▶ **WHAT YOU ARE ASKED TO DO**
Each record below should be output verbatim, without pictures.

[Lines of data]
"""
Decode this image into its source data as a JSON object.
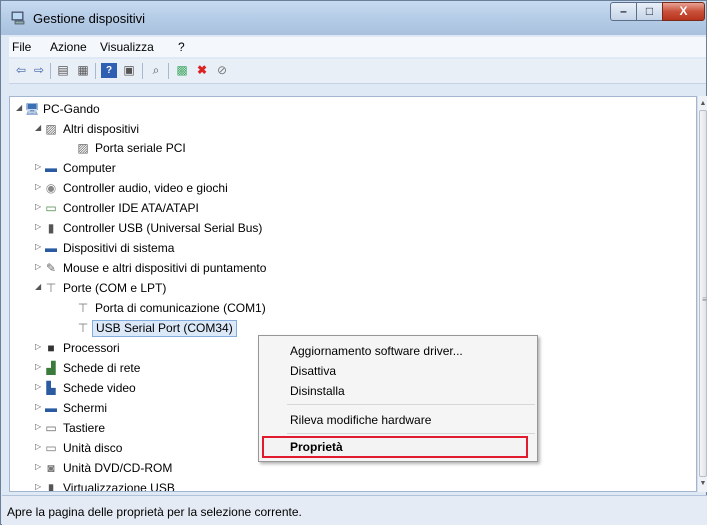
{
  "window": {
    "title": "Gestione dispositivi",
    "controls": {
      "minimize": "–",
      "maximize": "□",
      "close": "X"
    }
  },
  "menu": [
    "File",
    "Azione",
    "Visualizza",
    "?"
  ],
  "toolbar_icons": [
    "back-arrow-icon",
    "forward-arrow-icon",
    "device-view-icon",
    "list-view-icon",
    "help-icon",
    "properties-icon",
    "scan-hardware-icon",
    "update-driver-icon",
    "uninstall-icon",
    "disable-device-icon"
  ],
  "tree": {
    "root": "PC-Gando",
    "items": [
      {
        "label": "Altri dispositivi",
        "expanded": true
      },
      {
        "label": "Porta seriale PCI"
      },
      {
        "label": "Computer"
      },
      {
        "label": "Controller audio, video e giochi"
      },
      {
        "label": "Controller IDE ATA/ATAPI"
      },
      {
        "label": "Controller USB (Universal Serial Bus)"
      },
      {
        "label": "Dispositivi di sistema"
      },
      {
        "label": "Mouse e altri dispositivi di puntamento"
      },
      {
        "label": "Porte (COM e LPT)",
        "expanded": true
      },
      {
        "label": "Porta di comunicazione (COM1)"
      },
      {
        "label": "USB Serial Port (COM34)",
        "selected": true
      },
      {
        "label": "Processori"
      },
      {
        "label": "Schede di rete"
      },
      {
        "label": "Schede video"
      },
      {
        "label": "Schermi"
      },
      {
        "label": "Tastiere"
      },
      {
        "label": "Unità disco"
      },
      {
        "label": "Unità DVD/CD-ROM"
      },
      {
        "label": "Virtualizzazione USB"
      }
    ]
  },
  "context_menu": {
    "items": [
      "Aggiornamento software driver...",
      "Disattiva",
      "Disinstalla",
      "Rileva modifiche hardware",
      "Proprietà"
    ],
    "highlighted": "Proprietà",
    "highlight_color": "#e11a2d"
  },
  "status_bar": "Apre la pagina delle proprietà per la selezione corrente."
}
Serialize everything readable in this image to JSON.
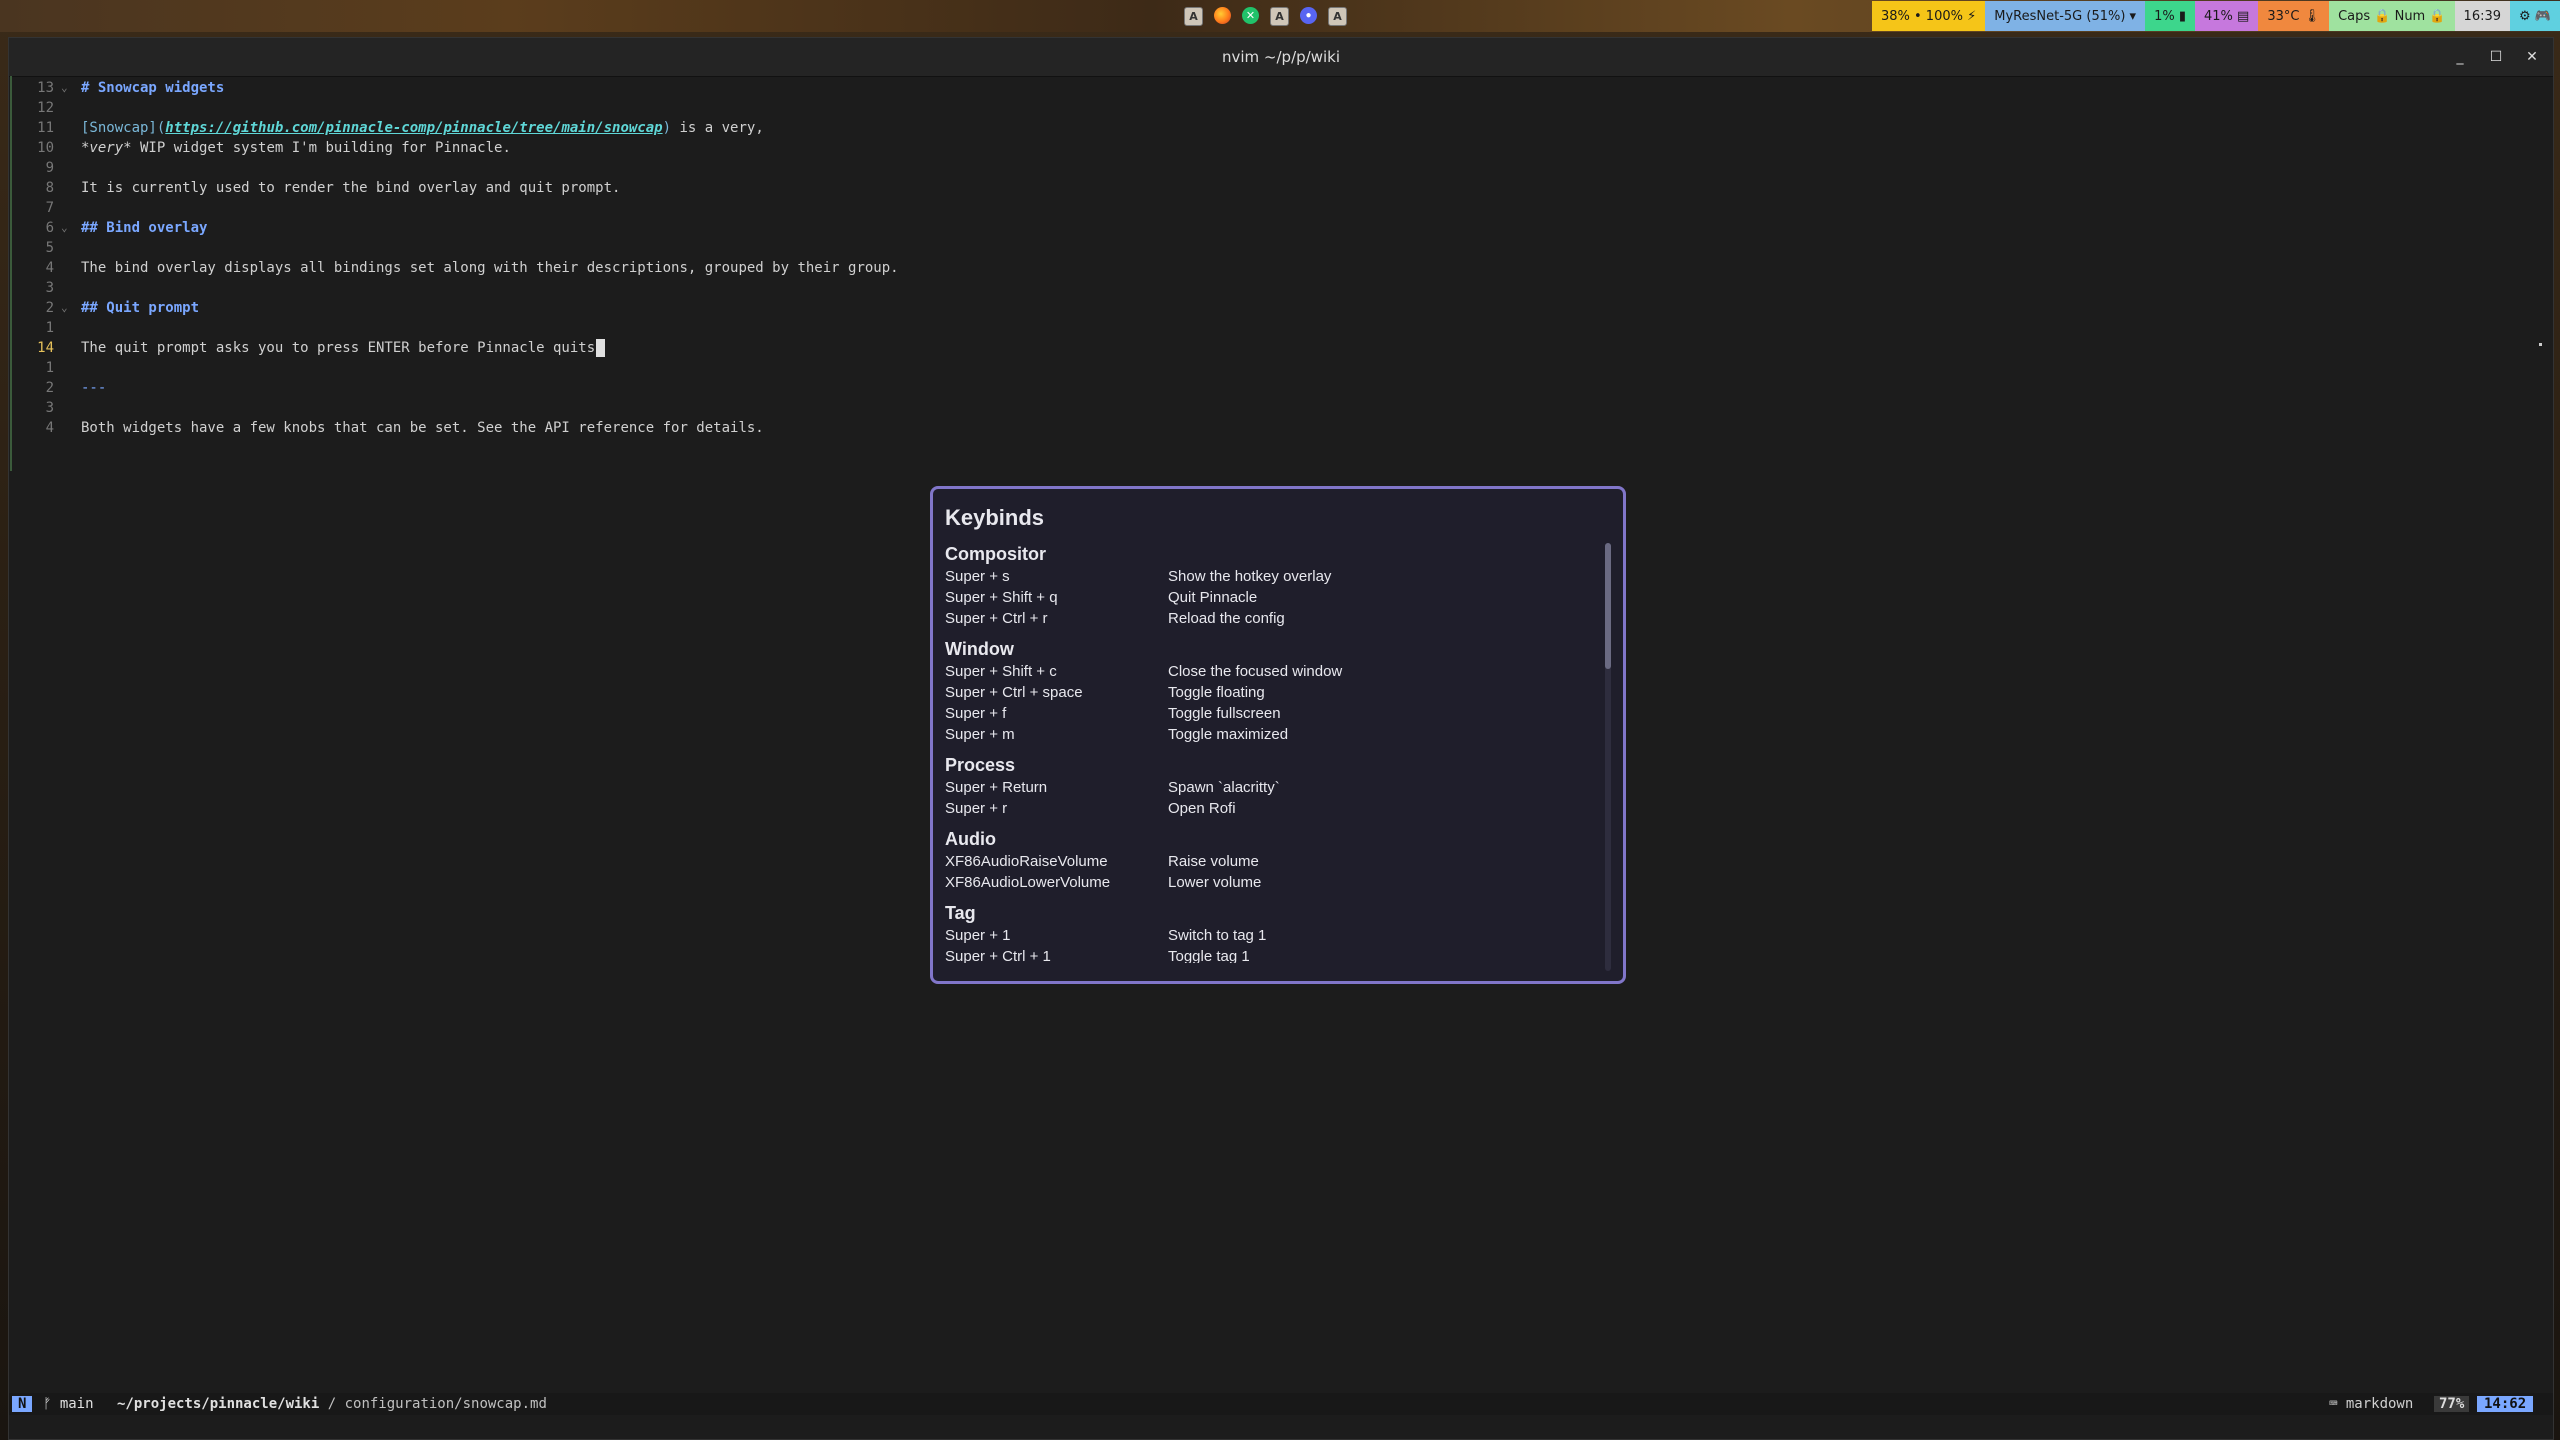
"""
▶ **ANSWER IN FULL**
Decode this image into its source data as a JSON object.
{
  "window": {
    "title": "Gestione dispositivi",
    "controls": {
      "minimize": "–",
      "maximize": "□",
      "close": "X"
    }
  },
  "menu": [
    "File",
    "Azione",
    "Visualizza",
    "?"
  ],
  "toolbar_icons": [
    "back-arrow-icon",
    "forward-arrow-icon",
    "device-view-icon",
    "list-view-icon",
    "help-icon",
    "properties-icon",
    "scan-hardware-icon",
    "update-driver-icon",
    "uninstall-icon",
    "disable-device-icon"
  ],
  "tree": {
    "root": "PC-Gando",
    "items": [
      {
        "label": "Altri dispositivi",
        "expanded": true
      },
      {
        "label": "Porta seriale PCI"
      },
      {
        "label": "Computer"
      },
      {
        "label": "Controller audio, video e giochi"
      },
      {
        "label": "Controller IDE ATA/ATAPI"
      },
      {
        "label": "Controller USB (Universal Serial Bus)"
      },
      {
        "label": "Dispositivi di sistema"
      },
      {
        "label": "Mouse e altri dispositivi di puntamento"
      },
      {
        "label": "Porte (COM e LPT)",
        "expanded": true
      },
      {
        "label": "Porta di comunicazione (COM1)"
      },
      {
        "label": "USB Serial Port (COM34)",
        "selected": true
      },
      {
        "label": "Processori"
      },
      {
        "label": "Schede di rete"
      },
      {
        "label": "Schede video"
      },
      {
        "label": "Schermi"
      },
      {
        "label": "Tastiere"
      },
      {
        "label": "Unità disco"
      },
      {
        "label": "Unità DVD/CD-ROM"
      },
      {
        "label": "Virtualizzazione USB"
      }
    ]
  },
  "context_menu": {
    "items": [
      "Aggiornamento software driver...",
      "Disattiva",
      "Disinstalla",
      "Rileva modifiche hardware",
      "Proprietà"
    ],
    "highlighted": "Proprietà",
    "highlight_color": "#e11a2d"
  },
  "status_bar": "Apre la pagina delle proprietà per la selezione corrente."
}
Serialize everything readable in this image to JSON.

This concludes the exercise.